## Start Dataset excerpts

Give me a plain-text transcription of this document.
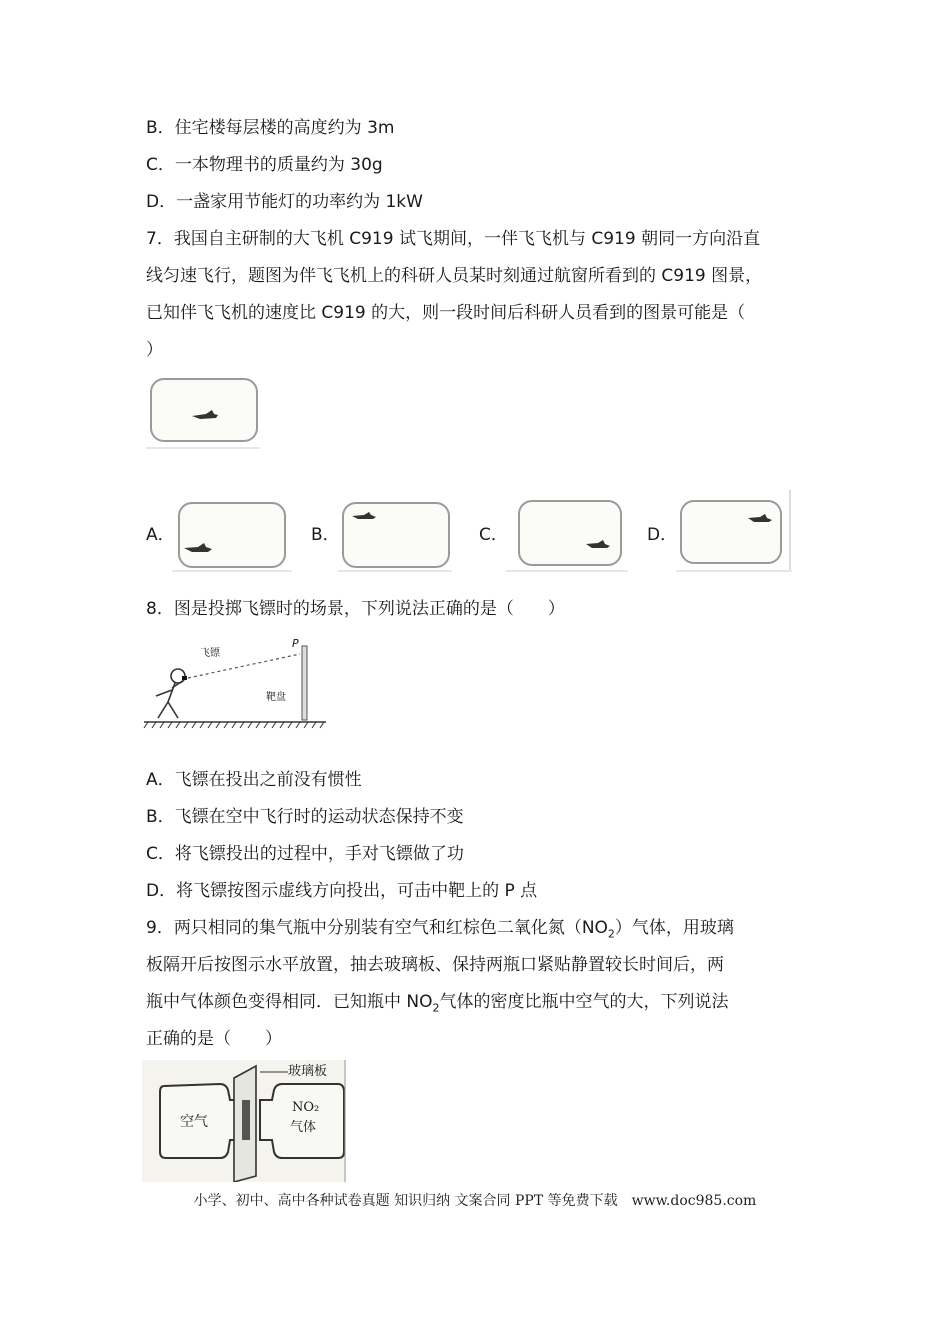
B．住宅楼每层楼的高度约为 3m
C．一本物理书的质量约为 30g
D．一盏家用节能灯的功率约为 1kW
7．我国自主研制的大飞机 C919 试飞期间，一伴飞飞机与 C919 朝同一方向沿直
线匀速飞行，题图为伴飞飞机上的科研人员某时刻通过航窗所看到的 C919 图景，
已知伴飞飞机的速度比 C919 的大，则一段时间后科研人员看到的图景可能是（
）
A．	B．	C．	D．
8．图是投掷飞镖时的场景，下列说法正确的是（　　）
飞镖
P
靶盘
A．飞镖在投出之前没有惯性
B．飞镖在空中飞行时的运动状态保持不变
C．将飞镖投出的过程中，手对飞镖做了功
D．将飞镖按图示虚线方向投出，可击中靶上的 P 点
9．两只相同的集气瓶中分别装有空气和红棕色二氧化氮$(NO_2)$气体，用玻璃
板隔开后按图示水平放置，抽去玻璃板、保持两瓶口紧贴静置较长时间后，两
瓶中气体颜色变得相同．已知瓶中 $NO_2$气体的密度比瓶中空气的大，下列说法
正确的是（　　）
空气
玻璃板
NO₂
气体
小学、初中、高中各种试卷真题 知识归纳 文案合同 PPT 等免费下载　www.doc985.com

## End Dataset excerpts

**Aim of the task:** Reproduce all of the data exactly; the pictures do not belong in the copy.

**Response to this exercise:**
Give me a plain-text transcription of this document.
B．住宅楼每层楼的高度约为 3m
C．一本物理书的质量约为 30g
D．一盏家用节能灯的功率约为 1kW
7．我国自主研制的大飞机 C919 试飞期间，一伴飞飞机与 C919 朝同一方向沿直
线匀速飞行，题图为伴飞飞机上的科研人员某时刻通过航窗所看到的 C919 图景，
已知伴飞飞机的速度比 C919 的大，则一段时间后科研人员看到的图景可能是（
）
A．	B．	C．	D．
8．图是投掷飞镖时的场景，下列说法正确的是（　　）
飞镖
P
靶盘
A．飞镖在投出之前没有惯性
B．飞镖在空中飞行时的运动状态保持不变
C．将飞镖投出的过程中，手对飞镖做了功
D．将飞镖按图示虚线方向投出，可击中靶上的 P 点
9．两只相同的集气瓶中分别装有空气和红棕色二氧化氮$(NO_2)$气体，用玻璃
板隔开后按图示水平放置，抽去玻璃板、保持两瓶口紧贴静置较长时间后，两
瓶中气体颜色变得相同．已知瓶中 $NO_2$气体的密度比瓶中空气的大，下列说法
正确的是（　　）
空气
玻璃板
NO₂
气体
小学、初中、高中各种试卷真题 知识归纳 文案合同 PPT 等免费下载　www.doc985.com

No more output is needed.